■ **PASSAGE SHOWN**:
####

Well,when I was in Plan B for almost 2 months my WH told me that he really missed me and the girls,he tried a few times to break my plan and contact me.When he was coming home in February for the weekend,I decided to stay for a bit and tell WH that I was very unhappy and considering D.But before I could he sobbed and tried to hold me and told me he wanted to reconcile and said many sweet things to me that made me think he was being truthful at the time,even though I didn't let my guard down.

He told me that while he was out with homewrecker and his "friends" at a pub or other places,he would think of me and dream about my face,things like that.So yeah,I think some WS's do really miss the BS to some degree.As easy as they may want to just run off into the sunset with the OP there is more often than not a long, memorable history with the BS that can't just be swiped under the rug,at least not very easily.

####

■ **PROVIDED DATA**:
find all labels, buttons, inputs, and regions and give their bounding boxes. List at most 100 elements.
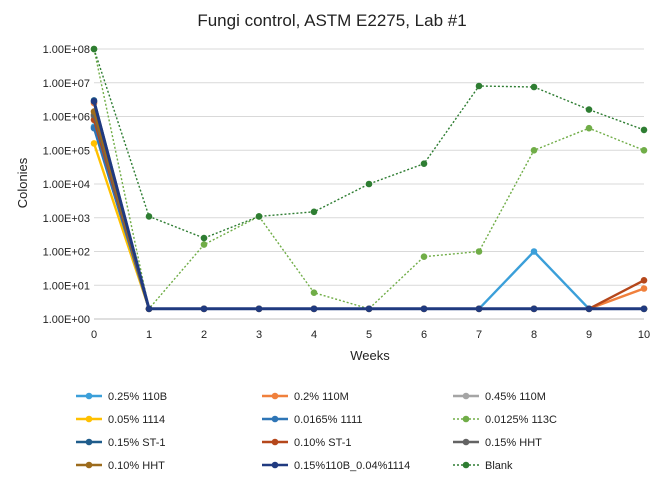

####

■ **CHALLENGE 1**: In the post about the wayward husband, how long had the writer been in Plan B when the husband said he missed the writer and the girls?
■ **CHALLENGE 2**: Decide whether each statement agrees with the post about the wayward husband, answering yes or no and quoting the words that decide it: (a) The husband was coming home for a weekend in February. (b) The writer let their guard down when the husband said sweet things. (c) The husband made no attempt to contact the writer during Plan B.
■ **CHALLENGE 3**: Write the next part of the post about the wayward husband, picking up after its final sentence.
The listing plays no part in this exercise.

■ **FINAL RESULT 1**: Almost 2 months.

■ **FINAL RESULT 2**:
(a) Yes: "When he was coming home in February for the weekend"
(b) No: "even though I didn't let my guard down"
(c) No: "he tried a few times to break my plan and contact me"

■ **FINAL RESULT 3**:
I have a big box full of love letters and cards over the past 19 years all promising me the same: I am SO in love with you,We are going to grow old together,I love you so much,you are so beautiful,etc,etc,etc.

So,when I gave him some reminders,he still seems lost as though he doesn't even remember writing them.Ugh.My WH really has spent way too much time away from me(work) and became introverted with his feelings.We stopped talking intimately due to life and I know that is what draws him to the HW,they have basically started over what my WH and I had done 19 years ago.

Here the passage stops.